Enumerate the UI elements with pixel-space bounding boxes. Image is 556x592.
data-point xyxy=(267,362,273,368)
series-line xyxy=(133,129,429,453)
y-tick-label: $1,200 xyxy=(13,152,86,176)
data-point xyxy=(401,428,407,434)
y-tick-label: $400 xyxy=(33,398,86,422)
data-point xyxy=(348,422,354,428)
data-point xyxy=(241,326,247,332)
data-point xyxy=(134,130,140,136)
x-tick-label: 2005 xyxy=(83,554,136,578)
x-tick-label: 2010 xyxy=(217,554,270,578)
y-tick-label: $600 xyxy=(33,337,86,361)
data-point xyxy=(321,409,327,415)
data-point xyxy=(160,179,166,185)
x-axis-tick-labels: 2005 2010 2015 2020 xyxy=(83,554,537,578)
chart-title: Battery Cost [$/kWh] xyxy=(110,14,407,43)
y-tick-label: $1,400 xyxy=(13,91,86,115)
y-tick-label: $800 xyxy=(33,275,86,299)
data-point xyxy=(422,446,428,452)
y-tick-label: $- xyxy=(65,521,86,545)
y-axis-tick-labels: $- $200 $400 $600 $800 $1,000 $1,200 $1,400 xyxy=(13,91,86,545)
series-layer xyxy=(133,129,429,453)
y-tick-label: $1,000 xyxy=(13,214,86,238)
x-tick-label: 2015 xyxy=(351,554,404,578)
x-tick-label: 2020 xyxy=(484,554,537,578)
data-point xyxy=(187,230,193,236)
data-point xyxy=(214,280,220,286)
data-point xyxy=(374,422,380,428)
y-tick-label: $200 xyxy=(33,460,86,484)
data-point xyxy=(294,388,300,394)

────────────────────

SHORT EXERCISE
Reproduce the material above, from its first line through the line containing "y-tick-label: $- xyxy=(65,521,86,545)", and replace every "data-point" with "point-marker". Leave everything else unchanged.

RESPONSE
Enumerate the UI elements with pixel-space bounding boxes. Image is 556x592.
point-marker xyxy=(267,362,273,368)
series-line xyxy=(133,129,429,453)
y-tick-label: $1,200 xyxy=(13,152,86,176)
point-marker xyxy=(401,428,407,434)
y-tick-label: $400 xyxy=(33,398,86,422)
point-marker xyxy=(348,422,354,428)
point-marker xyxy=(241,326,247,332)
point-marker xyxy=(134,130,140,136)
x-tick-label: 2005 xyxy=(83,554,136,578)
x-tick-label: 2010 xyxy=(217,554,270,578)
y-tick-label: $600 xyxy=(33,337,86,361)
point-marker xyxy=(321,409,327,415)
point-marker xyxy=(160,179,166,185)
x-axis-tick-labels: 2005 2010 2015 2020 xyxy=(83,554,537,578)
chart-title: Battery Cost [$/kWh] xyxy=(110,14,407,43)
y-tick-label: $1,400 xyxy=(13,91,86,115)
y-tick-label: $800 xyxy=(33,275,86,299)
point-marker xyxy=(422,446,428,452)
y-tick-label: $- xyxy=(65,521,86,545)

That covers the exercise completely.